§ Prompt
The records that follow must be repeated verbatim, every one of them.

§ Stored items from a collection

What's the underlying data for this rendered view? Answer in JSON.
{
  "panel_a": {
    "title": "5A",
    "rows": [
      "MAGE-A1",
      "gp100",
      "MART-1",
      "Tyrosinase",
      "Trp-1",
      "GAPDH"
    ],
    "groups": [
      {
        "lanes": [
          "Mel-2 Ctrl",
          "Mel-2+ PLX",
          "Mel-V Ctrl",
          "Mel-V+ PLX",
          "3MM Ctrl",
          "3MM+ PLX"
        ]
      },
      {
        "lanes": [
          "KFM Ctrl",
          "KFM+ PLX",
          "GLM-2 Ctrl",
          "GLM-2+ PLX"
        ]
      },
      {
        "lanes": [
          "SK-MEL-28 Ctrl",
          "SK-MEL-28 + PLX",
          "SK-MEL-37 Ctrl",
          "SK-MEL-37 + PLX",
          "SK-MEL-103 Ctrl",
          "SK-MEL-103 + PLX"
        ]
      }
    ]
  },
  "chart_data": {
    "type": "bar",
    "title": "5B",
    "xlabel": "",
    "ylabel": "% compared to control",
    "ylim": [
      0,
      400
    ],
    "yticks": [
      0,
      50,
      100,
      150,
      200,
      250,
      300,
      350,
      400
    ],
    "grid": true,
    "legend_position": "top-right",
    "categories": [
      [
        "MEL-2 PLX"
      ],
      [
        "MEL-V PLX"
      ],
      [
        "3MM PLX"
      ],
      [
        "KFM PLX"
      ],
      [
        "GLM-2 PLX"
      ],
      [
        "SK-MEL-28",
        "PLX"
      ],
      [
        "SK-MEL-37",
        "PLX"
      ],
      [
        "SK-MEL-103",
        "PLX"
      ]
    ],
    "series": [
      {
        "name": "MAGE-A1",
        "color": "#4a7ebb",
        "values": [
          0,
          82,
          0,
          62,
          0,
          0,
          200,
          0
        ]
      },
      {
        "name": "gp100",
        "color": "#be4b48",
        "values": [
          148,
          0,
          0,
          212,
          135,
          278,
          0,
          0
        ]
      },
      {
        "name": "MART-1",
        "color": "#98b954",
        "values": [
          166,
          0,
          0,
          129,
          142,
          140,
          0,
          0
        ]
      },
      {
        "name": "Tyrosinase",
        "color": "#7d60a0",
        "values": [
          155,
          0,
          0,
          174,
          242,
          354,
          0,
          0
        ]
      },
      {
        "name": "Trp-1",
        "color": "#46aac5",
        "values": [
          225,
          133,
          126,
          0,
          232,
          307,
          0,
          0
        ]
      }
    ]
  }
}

§ Output for this exercise
What's the underlying data for this rendered view? Answer in JSON.
{
  "panel_a": {
    "title": "5A",
    "rows": [
      "MAGE-A1",
      "gp100",
      "MART-1",
      "Tyrosinase",
      "Trp-1",
      "GAPDH"
    ],
    "groups": [
      {
        "lanes": [
          "Mel-2 Ctrl",
          "Mel-2+ PLX",
          "Mel-V Ctrl",
          "Mel-V+ PLX",
          "3MM Ctrl",
          "3MM+ PLX"
        ]
      },
      {
        "lanes": [
          "KFM Ctrl",
          "KFM+ PLX",
          "GLM-2 Ctrl",
          "GLM-2+ PLX"
        ]
      },
      {
        "lanes": [
          "SK-MEL-28 Ctrl",
          "SK-MEL-28 + PLX",
          "SK-MEL-37 Ctrl",
          "SK-MEL-37 + PLX",
          "SK-MEL-103 Ctrl",
          "SK-MEL-103 + PLX"
        ]
      }
    ]
  },
  "chart_data": {
    "type": "bar",
    "title": "5B",
    "xlabel": "",
    "ylabel": "% compared to control",
    "ylim": [
      0,
      400
    ],
    "yticks": [
      0,
      50,
      100,
      150,
      200,
      250,
      300,
      350,
      400
    ],
    "grid": true,
    "legend_position": "top-right",
    "categories": [
      [
        "MEL-2 PLX"
      ],
      [
        "MEL-V PLX"
      ],
      [
        "3MM PLX"
      ],
      [
        "KFM PLX"
      ],
      [
        "GLM-2 PLX"
      ],
      [
        "SK-MEL-28",
        "PLX"
      ],
      [
        "SK-MEL-37",
        "PLX"
      ],
      [
        "SK-MEL-103",
        "PLX"
      ]
    ],
    "series": [
      {
        "name": "MAGE-A1",
        "color": "#4a7ebb",
        "values": [
          0,
          82,
          0,
          62,
          0,
          0,
          200,
          0
        ]
      },
      {
        "name": "gp100",
        "color": "#be4b48",
        "values": [
          148,
          0,
          0,
          212,
          135,
          278,
          0,
          0
        ]
      },
      {
        "name": "MART-1",
        "color": "#98b954",
        "values": [
          166,
          0,
          0,
          129,
          142,
          140,
          0,
          0
        ]
      },
      {
        "name": "Tyrosinase",
        "color": "#7d60a0",
        "values": [
          155,
          0,
          0,
          174,
          242,
          354,
          0,
          0
        ]
      },
      {
        "name": "Trp-1",
        "color": "#46aac5",
        "values": [
          225,
          133,
          126,
          0,
          232,
          307,
          0,
          0
        ]
      }
    ]
  }
}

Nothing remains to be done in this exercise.